◆ Your task: A faithful transcription of all the data is required.

◆ Extracted entries:
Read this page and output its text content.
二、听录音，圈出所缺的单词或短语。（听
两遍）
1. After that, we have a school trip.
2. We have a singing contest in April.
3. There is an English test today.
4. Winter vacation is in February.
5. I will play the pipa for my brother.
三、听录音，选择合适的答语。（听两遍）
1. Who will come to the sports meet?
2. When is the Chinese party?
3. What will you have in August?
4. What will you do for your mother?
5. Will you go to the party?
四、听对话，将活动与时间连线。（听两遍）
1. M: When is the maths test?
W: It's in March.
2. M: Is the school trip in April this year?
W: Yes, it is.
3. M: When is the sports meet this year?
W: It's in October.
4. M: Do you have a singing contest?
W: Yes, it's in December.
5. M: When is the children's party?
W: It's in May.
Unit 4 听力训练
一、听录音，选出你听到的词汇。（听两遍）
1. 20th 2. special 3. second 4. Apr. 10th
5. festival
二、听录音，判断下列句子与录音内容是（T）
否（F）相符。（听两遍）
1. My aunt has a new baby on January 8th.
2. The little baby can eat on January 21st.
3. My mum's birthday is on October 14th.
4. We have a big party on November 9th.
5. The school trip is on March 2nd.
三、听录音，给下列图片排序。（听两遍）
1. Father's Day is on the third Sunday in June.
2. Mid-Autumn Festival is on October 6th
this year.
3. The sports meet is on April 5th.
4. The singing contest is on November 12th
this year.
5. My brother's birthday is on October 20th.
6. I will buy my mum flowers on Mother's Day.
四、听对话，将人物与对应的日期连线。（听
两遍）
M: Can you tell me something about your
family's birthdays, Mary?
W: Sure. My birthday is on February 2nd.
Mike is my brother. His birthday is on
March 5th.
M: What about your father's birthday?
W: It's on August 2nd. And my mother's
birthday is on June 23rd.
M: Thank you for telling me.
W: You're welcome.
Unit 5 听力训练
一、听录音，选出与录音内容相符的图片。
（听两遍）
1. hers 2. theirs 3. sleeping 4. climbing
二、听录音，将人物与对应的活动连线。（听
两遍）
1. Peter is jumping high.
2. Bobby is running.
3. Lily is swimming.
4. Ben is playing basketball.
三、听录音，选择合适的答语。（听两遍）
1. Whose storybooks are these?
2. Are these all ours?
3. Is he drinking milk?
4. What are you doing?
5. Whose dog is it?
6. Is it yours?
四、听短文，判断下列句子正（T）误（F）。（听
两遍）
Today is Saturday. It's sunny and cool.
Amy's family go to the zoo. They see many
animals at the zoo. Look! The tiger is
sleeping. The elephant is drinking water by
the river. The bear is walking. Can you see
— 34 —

◆ Written solution:
Read this page and output its text content.
二、听录音，圈出所缺的单词或短语。（听
两遍）
1. After that, we have a school trip.
2. We have a singing contest in April.
3. There is an English test today.
4. Winter vacation is in February.
5. I will play the pipa for my brother.
三、听录音，选择合适的答语。（听两遍）
1. Who will come to the sports meet?
2. When is the Chinese party?
3. What will you have in August?
4. What will you do for your mother?
5. Will you go to the party?
四、听对话，将活动与时间连线。（听两遍）
1. M: When is the maths test?
W: It's in March.
2. M: Is the school trip in April this year?
W: Yes, it is.
3. M: When is the sports meet this year?
W: It's in October.
4. M: Do you have a singing contest?
W: Yes, it's in December.
5. M: When is the children's party?
W: It's in May.
Unit 4 听力训练
一、听录音，选出你听到的词汇。（听两遍）
1. 20th 2. special 3. second 4. Apr. 10th
5. festival
二、听录音，判断下列句子与录音内容是（T）
否（F）相符。（听两遍）
1. My aunt has a new baby on January 8th.
2. The little baby can eat on January 21st.
3. My mum's birthday is on October 14th.
4. We have a big party on November 9th.
5. The school trip is on March 2nd.
三、听录音，给下列图片排序。（听两遍）
1. Father's Day is on the third Sunday in June.
2. Mid-Autumn Festival is on October 6th
this year.
3. The sports meet is on April 5th.
4. The singing contest is on November 12th
this year.
5. My brother's birthday is on October 20th.
6. I will buy my mum flowers on Mother's Day.
四、听对话，将人物与对应的日期连线。（听
两遍）
M: Can you tell me something about your
family's birthdays, Mary?
W: Sure. My birthday is on February 2nd.
Mike is my brother. His birthday is on
March 5th.
M: What about your father's birthday?
W: It's on August 2nd. And my mother's
birthday is on June 23rd.
M: Thank you for telling me.
W: You're welcome.
Unit 5 听力训练
一、听录音，选出与录音内容相符的图片。
（听两遍）
1. hers 2. theirs 3. sleeping 4. climbing
二、听录音，将人物与对应的活动连线。（听
两遍）
1. Peter is jumping high.
2. Bobby is running.
3. Lily is swimming.
4. Ben is playing basketball.
三、听录音，选择合适的答语。（听两遍）
1. Whose storybooks are these?
2. Are these all ours?
3. Is he drinking milk?
4. What are you doing?
5. Whose dog is it?
6. Is it yours?
四、听短文，判断下列句子正（T）误（F）。（听
两遍）
Today is Saturday. It's sunny and cool.
Amy's family go to the zoo. They see many
animals at the zoo. Look! The tiger is
sleeping. The elephant is drinking water by
the river. The bear is walking. Can you see
— 34 —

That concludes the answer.